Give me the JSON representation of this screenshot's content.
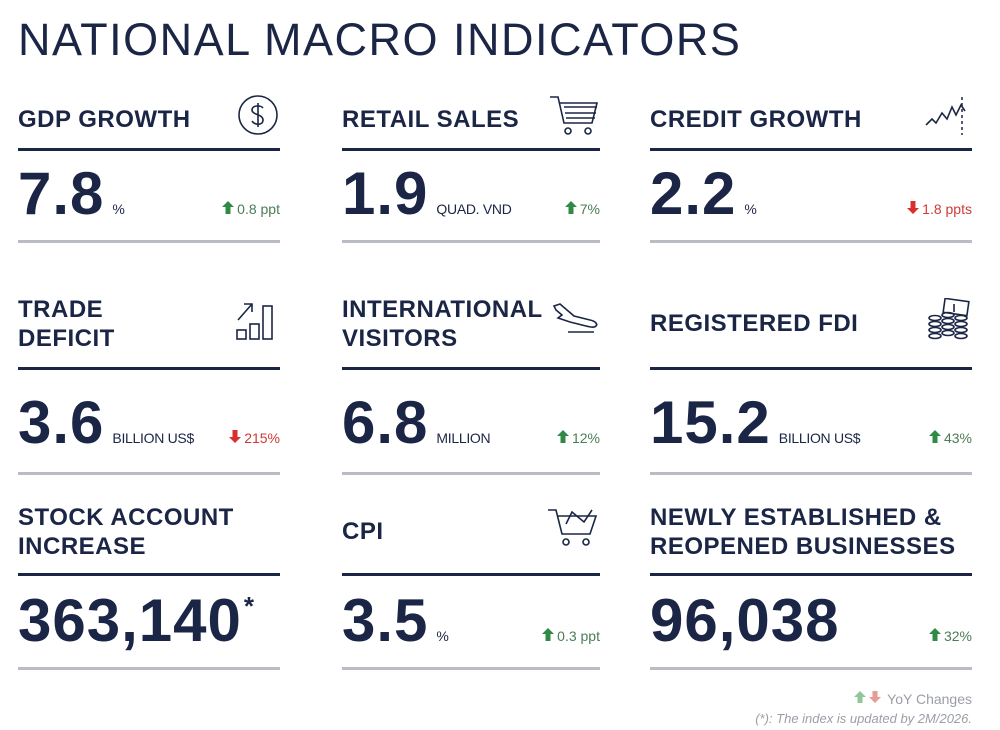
{
  "header": {
    "title": "NATIONAL MACRO INDICATORS"
  },
  "indicators": [
    {
      "title": [
        "GDP GROWTH"
      ],
      "value": "7.8",
      "unit": "%",
      "change": {
        "direction": "up",
        "text": "0.8 ppt"
      }
    },
    {
      "title": [
        "RETAIL SALES"
      ],
      "value": "1.9",
      "unit": "QUAD. VND",
      "change": {
        "direction": "up",
        "text": "7%"
      }
    },
    {
      "title": [
        "CREDIT GROWTH"
      ],
      "value": "2.2",
      "unit": "%",
      "change": {
        "direction": "down",
        "text": "1.8 ppts"
      }
    },
    {
      "title": [
        "TRADE",
        "DEFICIT"
      ],
      "value": "3.6",
      "unit": "BILLION US$",
      "change": {
        "direction": "down",
        "text": "215%"
      }
    },
    {
      "title": [
        "INTERNATIONAL",
        "VISITORS"
      ],
      "value": "6.8",
      "unit": "MILLION",
      "change": {
        "direction": "up",
        "text": "12%"
      }
    },
    {
      "title": [
        "REGISTERED FDI"
      ],
      "value": "15.2",
      "unit": "BILLION US$",
      "change": {
        "direction": "up",
        "text": "43%"
      }
    },
    {
      "title": [
        "STOCK ACCOUNT",
        "INCREASE"
      ],
      "value": "363,140",
      "note_marker": "*"
    },
    {
      "title": [
        "CPI"
      ],
      "value": "3.5",
      "unit": "%",
      "change": {
        "direction": "up",
        "text": "0.3 ppt"
      }
    },
    {
      "title": [
        "NEWLY ESTABLISHED &",
        "REOPENED BUSINESSES"
      ],
      "value": "96,038",
      "change": {
        "direction": "up",
        "text": "32%"
      }
    }
  ],
  "footer": {
    "legend": "YoY Changes",
    "note": "(*): The index is updated by 2M/2026."
  }
}
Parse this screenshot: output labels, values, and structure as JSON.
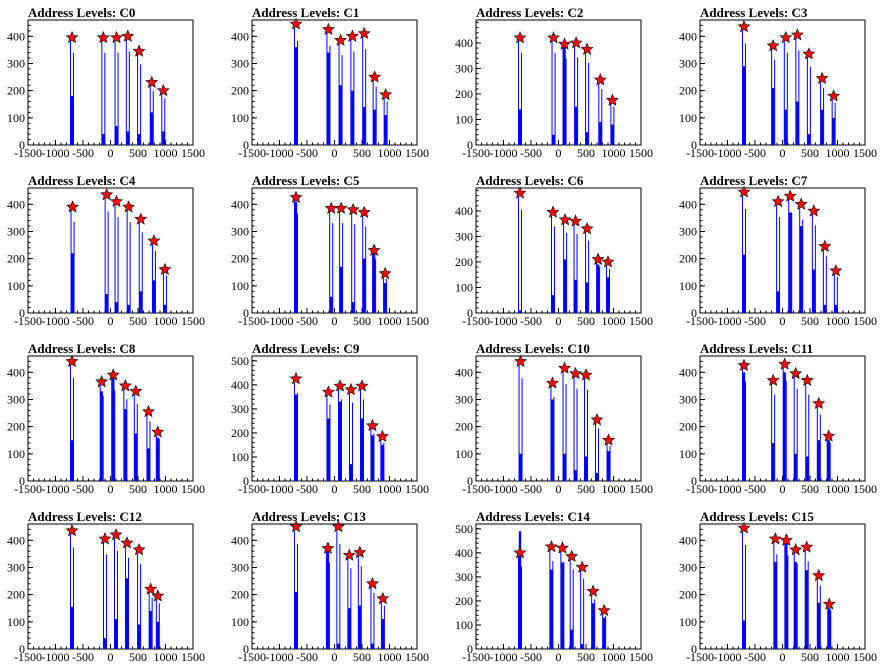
{
  "panel_title_prefix": "Address Levels: ",
  "colors": {
    "bar": "#0000ff",
    "marker_fill": "#ff0000",
    "marker_stroke": "#000000",
    "axis": "#000000"
  },
  "chart_data": [
    {
      "type": "bar",
      "title": "Address Levels: C0",
      "xlim": [
        -1500,
        1500
      ],
      "ylim": [
        0,
        460
      ],
      "xticks": [
        -1500,
        -1000,
        -500,
        0,
        500,
        1000,
        1500
      ],
      "yticks": [
        0,
        100,
        200,
        300,
        400
      ],
      "x": [
        -700,
        -130,
        110,
        315,
        520,
        750,
        960
      ],
      "peaks": [
        395,
        395,
        395,
        400,
        345,
        230,
        200
      ],
      "bars": [
        180,
        40,
        70,
        50,
        40,
        120,
        50
      ]
    },
    {
      "type": "bar",
      "title": "Address Levels: C1",
      "xlim": [
        -1500,
        1500
      ],
      "ylim": [
        0,
        460
      ],
      "xticks": [
        -1500,
        -1000,
        -500,
        0,
        500,
        1000,
        1500
      ],
      "yticks": [
        0,
        100,
        200,
        300,
        400
      ],
      "x": [
        -700,
        -110,
        110,
        325,
        540,
        730,
        930
      ],
      "peaks": [
        445,
        425,
        385,
        400,
        410,
        250,
        185
      ],
      "bars": [
        360,
        340,
        220,
        200,
        140,
        130,
        110
      ]
    },
    {
      "type": "bar",
      "title": "Address Levels: C2",
      "xlim": [
        -1500,
        1500
      ],
      "ylim": [
        0,
        490
      ],
      "xticks": [
        -1500,
        -1000,
        -500,
        0,
        500,
        1000,
        1500
      ],
      "yticks": [
        0,
        100,
        200,
        300,
        400
      ],
      "x": [
        -700,
        -90,
        110,
        320,
        520,
        760,
        980
      ],
      "peaks": [
        420,
        420,
        395,
        400,
        375,
        255,
        175
      ],
      "bars": [
        140,
        40,
        390,
        150,
        50,
        90,
        80
      ]
    },
    {
      "type": "bar",
      "title": "Address Levels: C3",
      "xlim": [
        -1500,
        1500
      ],
      "ylim": [
        0,
        460
      ],
      "xticks": [
        -1500,
        -1000,
        -500,
        0,
        500,
        1000,
        1500
      ],
      "yticks": [
        0,
        100,
        200,
        300,
        400
      ],
      "x": [
        -700,
        -170,
        60,
        270,
        480,
        720,
        930
      ],
      "peaks": [
        435,
        365,
        395,
        405,
        335,
        245,
        180
      ],
      "bars": [
        290,
        210,
        130,
        160,
        40,
        130,
        100
      ]
    },
    {
      "type": "bar",
      "title": "Address Levels: C4",
      "xlim": [
        -1500,
        1500
      ],
      "ylim": [
        0,
        460
      ],
      "xticks": [
        -1500,
        -1000,
        -500,
        0,
        500,
        1000,
        1500
      ],
      "yticks": [
        0,
        100,
        200,
        300,
        400
      ],
      "x": [
        -690,
        -70,
        110,
        330,
        550,
        790,
        990
      ],
      "peaks": [
        390,
        435,
        410,
        390,
        345,
        265,
        160
      ],
      "bars": [
        220,
        70,
        40,
        30,
        80,
        120,
        30
      ]
    },
    {
      "type": "bar",
      "title": "Address Levels: C5",
      "xlim": [
        -1500,
        1500
      ],
      "ylim": [
        0,
        460
      ],
      "xticks": [
        -1500,
        -1000,
        -500,
        0,
        500,
        1000,
        1500
      ],
      "yticks": [
        0,
        100,
        200,
        300,
        400
      ],
      "x": [
        -700,
        -60,
        120,
        340,
        540,
        720,
        920
      ],
      "peaks": [
        425,
        385,
        385,
        380,
        370,
        230,
        145
      ],
      "bars": [
        410,
        60,
        170,
        40,
        200,
        250,
        110
      ]
    },
    {
      "type": "bar",
      "title": "Address Levels: C6",
      "xlim": [
        -1500,
        1500
      ],
      "ylim": [
        0,
        490
      ],
      "xticks": [
        -1500,
        -1000,
        -500,
        0,
        500,
        1000,
        1500
      ],
      "yticks": [
        0,
        100,
        200,
        300,
        400
      ],
      "x": [
        -700,
        -100,
        120,
        310,
        520,
        720,
        900
      ],
      "peaks": [
        470,
        395,
        365,
        360,
        330,
        210,
        200
      ],
      "bars": [
        10,
        70,
        210,
        130,
        120,
        190,
        140
      ]
    },
    {
      "type": "bar",
      "title": "Address Levels: C7",
      "xlim": [
        -1500,
        1500
      ],
      "ylim": [
        0,
        460
      ],
      "xticks": [
        -1500,
        -1000,
        -500,
        0,
        500,
        1000,
        1500
      ],
      "yticks": [
        0,
        100,
        200,
        300,
        400
      ],
      "x": [
        -700,
        -80,
        140,
        340,
        570,
        770,
        970
      ],
      "peaks": [
        445,
        410,
        430,
        400,
        375,
        245,
        155
      ],
      "bars": [
        215,
        80,
        370,
        320,
        160,
        30,
        30
      ]
    },
    {
      "type": "bar",
      "title": "Address Levels: C8",
      "xlim": [
        -1500,
        1500
      ],
      "ylim": [
        0,
        460
      ],
      "xticks": [
        -1500,
        -1000,
        -500,
        0,
        500,
        1000,
        1500
      ],
      "yticks": [
        0,
        100,
        200,
        300,
        400
      ],
      "x": [
        -700,
        -160,
        50,
        270,
        460,
        690,
        860
      ],
      "peaks": [
        440,
        365,
        390,
        350,
        330,
        255,
        180
      ],
      "bars": [
        150,
        330,
        380,
        265,
        175,
        120,
        160
      ]
    },
    {
      "type": "bar",
      "title": "Address Levels: C9",
      "xlim": [
        -1500,
        1500
      ],
      "ylim": [
        0,
        520
      ],
      "xticks": [
        -1500,
        -1000,
        -500,
        0,
        500,
        1000,
        1500
      ],
      "yticks": [
        0,
        100,
        200,
        300,
        400,
        500
      ],
      "x": [
        -700,
        -110,
        100,
        300,
        500,
        690,
        870
      ],
      "peaks": [
        425,
        370,
        395,
        380,
        395,
        230,
        185
      ],
      "bars": [
        360,
        260,
        330,
        70,
        260,
        190,
        150
      ]
    },
    {
      "type": "bar",
      "title": "Address Levels: C10",
      "xlim": [
        -1500,
        1500
      ],
      "ylim": [
        0,
        460
      ],
      "xticks": [
        -1500,
        -1000,
        -500,
        0,
        500,
        1000,
        1500
      ],
      "yticks": [
        0,
        100,
        200,
        300,
        400
      ],
      "x": [
        -690,
        -110,
        110,
        310,
        500,
        700,
        910
      ],
      "peaks": [
        440,
        360,
        415,
        395,
        390,
        225,
        150
      ],
      "bars": [
        100,
        300,
        100,
        40,
        90,
        30,
        110
      ]
    },
    {
      "type": "bar",
      "title": "Address Levels: C11",
      "xlim": [
        -1500,
        1500
      ],
      "ylim": [
        0,
        460
      ],
      "xticks": [
        -1500,
        -1000,
        -500,
        0,
        500,
        1000,
        1500
      ],
      "yticks": [
        0,
        100,
        200,
        300,
        400
      ],
      "x": [
        -700,
        -170,
        40,
        240,
        450,
        660,
        840
      ],
      "peaks": [
        425,
        370,
        430,
        395,
        370,
        285,
        165
      ],
      "bars": [
        400,
        140,
        400,
        100,
        90,
        150,
        150
      ]
    },
    {
      "type": "bar",
      "title": "Address Levels: C12",
      "xlim": [
        -1500,
        1500
      ],
      "ylim": [
        0,
        460
      ],
      "xticks": [
        -1500,
        -1000,
        -500,
        0,
        500,
        1000,
        1500
      ],
      "yticks": [
        0,
        100,
        200,
        300,
        400
      ],
      "x": [
        -700,
        -100,
        100,
        300,
        520,
        730,
        860
      ],
      "peaks": [
        435,
        405,
        420,
        390,
        365,
        220,
        195
      ],
      "bars": [
        155,
        40,
        110,
        260,
        90,
        140,
        100
      ]
    },
    {
      "type": "bar",
      "title": "Address Levels: C13",
      "xlim": [
        -1500,
        1500
      ],
      "ylim": [
        0,
        460
      ],
      "xticks": [
        -1500,
        -1000,
        -500,
        0,
        500,
        1000,
        1500
      ],
      "yticks": [
        0,
        100,
        200,
        300,
        400
      ],
      "x": [
        -700,
        -120,
        70,
        270,
        460,
        690,
        880
      ],
      "peaks": [
        450,
        370,
        450,
        345,
        355,
        240,
        185
      ],
      "bars": [
        210,
        390,
        20,
        150,
        160,
        20,
        110
      ]
    },
    {
      "type": "bar",
      "title": "Address Levels: C14",
      "xlim": [
        -1500,
        1500
      ],
      "ylim": [
        0,
        520
      ],
      "xticks": [
        -1500,
        -1000,
        -500,
        0,
        500,
        1000,
        1500
      ],
      "yticks": [
        0,
        100,
        200,
        300,
        400,
        500
      ],
      "x": [
        -700,
        -130,
        70,
        240,
        430,
        630,
        830
      ],
      "peaks": [
        400,
        425,
        420,
        385,
        340,
        240,
        160
      ],
      "bars": [
        490,
        330,
        360,
        80,
        20,
        190,
        130
      ]
    },
    {
      "type": "bar",
      "title": "Address Levels: C15",
      "xlim": [
        -1500,
        1500
      ],
      "ylim": [
        0,
        460
      ],
      "xticks": [
        -1500,
        -1000,
        -500,
        0,
        500,
        1000,
        1500
      ],
      "yticks": [
        0,
        100,
        200,
        300,
        400
      ],
      "x": [
        -700,
        -130,
        70,
        240,
        440,
        660,
        850
      ],
      "peaks": [
        445,
        405,
        400,
        365,
        375,
        270,
        165
      ],
      "bars": [
        105,
        320,
        420,
        320,
        290,
        170,
        150
      ]
    }
  ]
}
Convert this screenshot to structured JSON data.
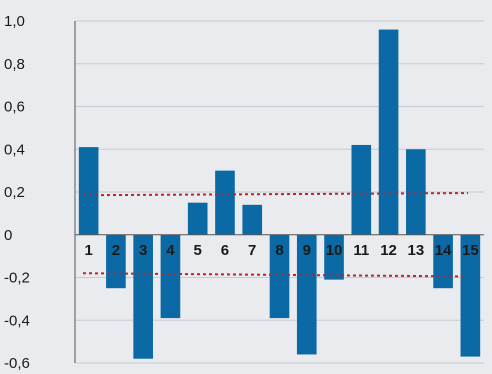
{
  "chart_data": {
    "type": "bar",
    "categories": [
      "1",
      "2",
      "3",
      "4",
      "5",
      "6",
      "7",
      "8",
      "9",
      "10",
      "11",
      "12",
      "13",
      "14",
      "15"
    ],
    "values": [
      0.41,
      -0.25,
      -0.58,
      -0.39,
      0.15,
      0.3,
      0.14,
      -0.39,
      -0.56,
      -0.21,
      0.42,
      0.96,
      0.4,
      -0.25,
      -0.57
    ],
    "ylim": [
      -0.6,
      1.0
    ],
    "yticks": [
      1.0,
      0.8,
      0.6,
      0.4,
      0.2,
      0,
      -0.2,
      -0.4,
      -0.6
    ],
    "ytick_labels": [
      "1,0",
      "0,8",
      "0,6",
      "0,4",
      "0,2",
      "0",
      "-0,2",
      "-0,4",
      "-0,6"
    ],
    "grid": true,
    "reference_lines": [
      {
        "y_start": 0.185,
        "y_end": 0.195,
        "style": "dotted"
      },
      {
        "y_start": -0.18,
        "y_end": -0.195,
        "style": "dotted"
      }
    ],
    "colors": {
      "bar": "#0b6aa6",
      "reference_line": "#b02a2a",
      "grid": "#c8cbcf",
      "axis": "#555555",
      "background": "#e9ebee"
    }
  }
}
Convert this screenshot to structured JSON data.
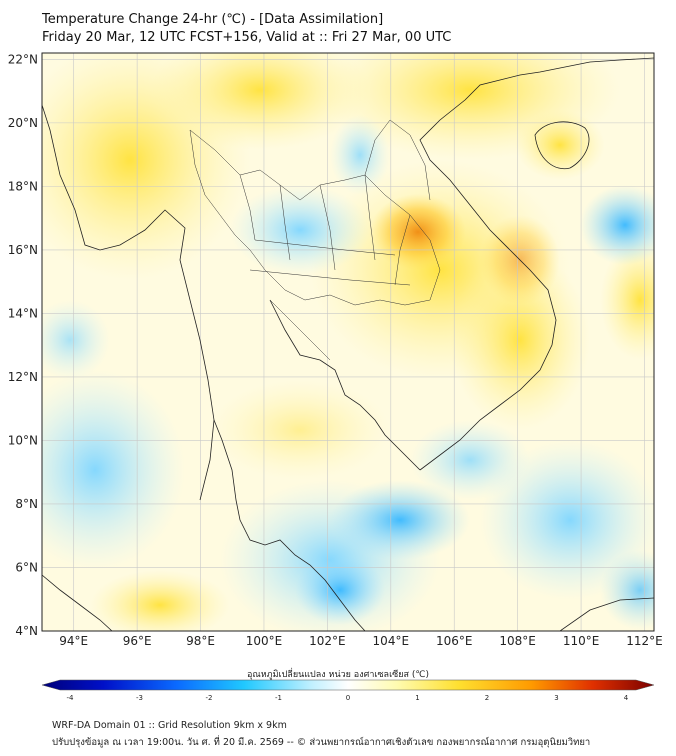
{
  "header": {
    "title_line1": "Temperature Change 24-hr (℃) - [Data Assimilation]",
    "title_line2": "Friday 20 Mar, 12 UTC FCST+156, Valid at :: Fri 27 Mar, 00 UTC"
  },
  "map": {
    "lat_labels": [
      "22°N",
      "20°N",
      "18°N",
      "16°N",
      "14°N",
      "12°N",
      "10°N",
      "8°N",
      "6°N",
      "4°N"
    ],
    "lon_labels": [
      "94°E",
      "96°E",
      "98°E",
      "100°E",
      "102°E",
      "104°E",
      "106°E",
      "108°E",
      "110°E",
      "112°E"
    ],
    "grid": true,
    "extent": {
      "lon": [
        93,
        112.3
      ],
      "lat": [
        4,
        22.2
      ]
    }
  },
  "colorbar": {
    "title": "อุณหภูมิเปลี่ยนแปลง หน่วย องศาเซลเซียส (℃)",
    "ticks": [
      "-4",
      "-3",
      "-2",
      "-1",
      "0",
      "1",
      "2",
      "3",
      "4"
    ],
    "range": [
      -4,
      4
    ],
    "colors": [
      "#00007a",
      "#0010c8",
      "#0a6aff",
      "#20c8ff",
      "#c0f0ff",
      "#ffffff",
      "#fffbb0",
      "#ffe030",
      "#ff9a00",
      "#e03000",
      "#7a0000"
    ]
  },
  "footer": {
    "line1": "WRF-DA Domain 01 :: Grid Resolution 9km x 9km",
    "line2": "ปรับปรุงข้อมูล ณ เวลา 19:00น. วัน ศ. ที่ 20 มี.ค. 2569 -- © ส่วนพยากรณ์อากาศเชิงตัวเลข กองพยากรณ์อากาศ กรมอุตุนิยมวิทยา"
  }
}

══════════

Task to complete: Examine the records and pull out every line where the string "JSON" occurs.

Exercise answer:
Give me the JSON representation of this screenshot's content.
Parse this screenshot: output labels, values, and structure as JSON.
Convert this screenshot to structured JSON data.
Convert this screenshot to structured JSON data.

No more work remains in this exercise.